━━━━━ RECORDS SUPPLIED ━━━━━

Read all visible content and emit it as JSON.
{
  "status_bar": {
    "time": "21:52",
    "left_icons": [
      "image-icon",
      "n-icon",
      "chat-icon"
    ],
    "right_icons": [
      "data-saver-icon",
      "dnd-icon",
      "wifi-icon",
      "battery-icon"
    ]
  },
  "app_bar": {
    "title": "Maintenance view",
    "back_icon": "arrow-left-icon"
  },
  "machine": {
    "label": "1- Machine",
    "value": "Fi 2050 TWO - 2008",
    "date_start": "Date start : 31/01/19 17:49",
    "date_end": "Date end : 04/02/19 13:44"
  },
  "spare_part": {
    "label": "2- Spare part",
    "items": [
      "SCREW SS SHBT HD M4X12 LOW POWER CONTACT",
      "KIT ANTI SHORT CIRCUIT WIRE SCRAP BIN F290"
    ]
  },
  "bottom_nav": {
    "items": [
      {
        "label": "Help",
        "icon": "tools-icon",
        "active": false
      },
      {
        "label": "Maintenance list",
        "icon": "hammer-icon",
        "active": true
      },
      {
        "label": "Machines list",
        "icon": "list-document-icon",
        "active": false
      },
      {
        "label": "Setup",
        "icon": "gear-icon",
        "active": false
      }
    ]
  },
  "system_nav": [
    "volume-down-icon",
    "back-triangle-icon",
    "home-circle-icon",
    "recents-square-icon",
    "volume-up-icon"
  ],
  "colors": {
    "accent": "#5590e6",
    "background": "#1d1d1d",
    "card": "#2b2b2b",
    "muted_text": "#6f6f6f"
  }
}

━━━━━

Write the material out again word for word.

--- RESULT OF THE TASK ---
Read all visible content and emit it as JSON.
{
  "status_bar": {
    "time": "21:52",
    "left_icons": [
      "image-icon",
      "n-icon",
      "chat-icon"
    ],
    "right_icons": [
      "data-saver-icon",
      "dnd-icon",
      "wifi-icon",
      "battery-icon"
    ]
  },
  "app_bar": {
    "title": "Maintenance view",
    "back_icon": "arrow-left-icon"
  },
  "machine": {
    "label": "1- Machine",
    "value": "Fi 2050 TWO - 2008",
    "date_start": "Date start : 31/01/19 17:49",
    "date_end": "Date end : 04/02/19 13:44"
  },
  "spare_part": {
    "label": "2- Spare part",
    "items": [
      "SCREW SS SHBT HD M4X12 LOW POWER CONTACT",
      "KIT ANTI SHORT CIRCUIT WIRE SCRAP BIN F290"
    ]
  },
  "bottom_nav": {
    "items": [
      {
        "label": "Help",
        "icon": "tools-icon",
        "active": false
      },
      {
        "label": "Maintenance list",
        "icon": "hammer-icon",
        "active": true
      },
      {
        "label": "Machines list",
        "icon": "list-document-icon",
        "active": false
      },
      {
        "label": "Setup",
        "icon": "gear-icon",
        "active": false
      }
    ]
  },
  "system_nav": [
    "volume-down-icon",
    "back-triangle-icon",
    "home-circle-icon",
    "recents-square-icon",
    "volume-up-icon"
  ],
  "colors": {
    "accent": "#5590e6",
    "background": "#1d1d1d",
    "card": "#2b2b2b",
    "muted_text": "#6f6f6f"
  }
}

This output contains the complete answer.